--- START OF MATERIAL FOR THE TASK ---

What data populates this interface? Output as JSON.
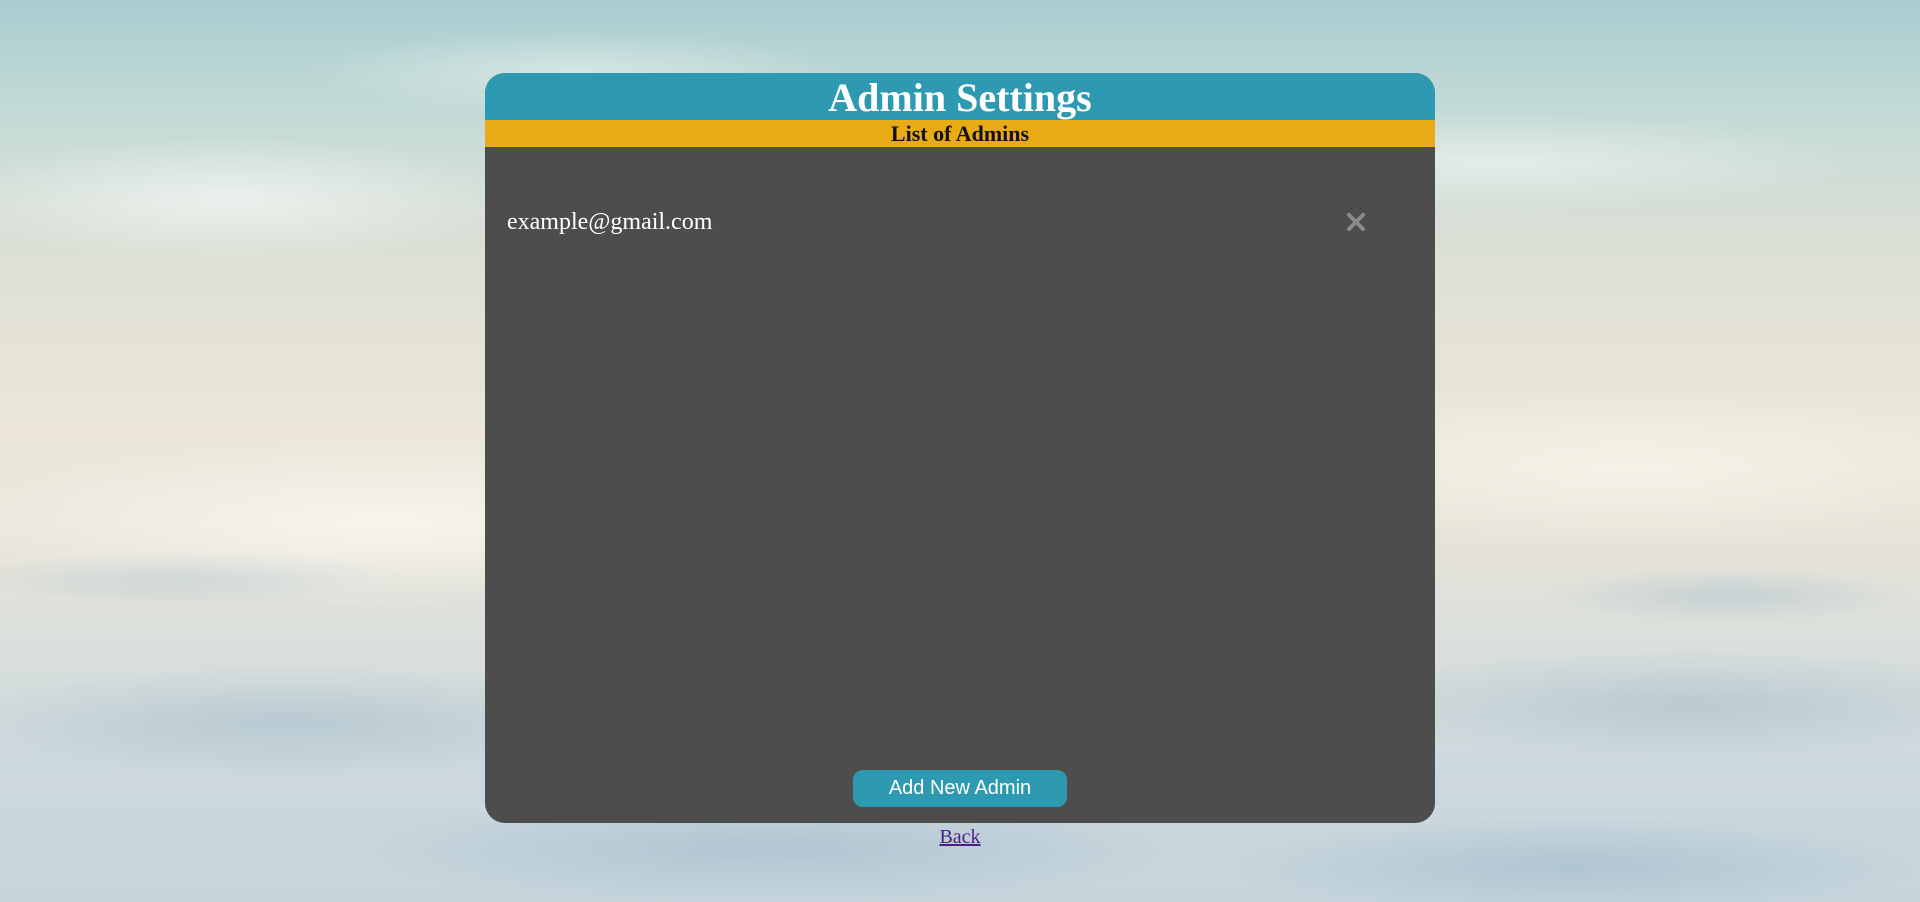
{
  "header": {
    "title": "Admin Settings",
    "subtitle": "List of Admins"
  },
  "admins": [
    {
      "email": "example@gmail.com",
      "remove_icon": "close-icon"
    }
  ],
  "actions": {
    "add_label": "Add New Admin",
    "back_label": "Back"
  },
  "colors": {
    "header_bg": "#2e9ab2",
    "subheader_bg": "#e8aa15",
    "panel_bg": "#4d4d4d",
    "button_bg": "#2e9ab2",
    "remove_icon": "#8a8a8a",
    "link": "#4b1f86"
  }
}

--- END OF MATERIAL FOR THE TASK ---

AIM - Pictures excluded, quote all the data above exactly.

SOLUTION FOR THIS EXERCISE -
What data populates this interface? Output as JSON.
{
  "header": {
    "title": "Admin Settings",
    "subtitle": "List of Admins"
  },
  "admins": [
    {
      "email": "example@gmail.com",
      "remove_icon": "close-icon"
    }
  ],
  "actions": {
    "add_label": "Add New Admin",
    "back_label": "Back"
  },
  "colors": {
    "header_bg": "#2e9ab2",
    "subheader_bg": "#e8aa15",
    "panel_bg": "#4d4d4d",
    "button_bg": "#2e9ab2",
    "remove_icon": "#8a8a8a",
    "link": "#4b1f86"
  }
}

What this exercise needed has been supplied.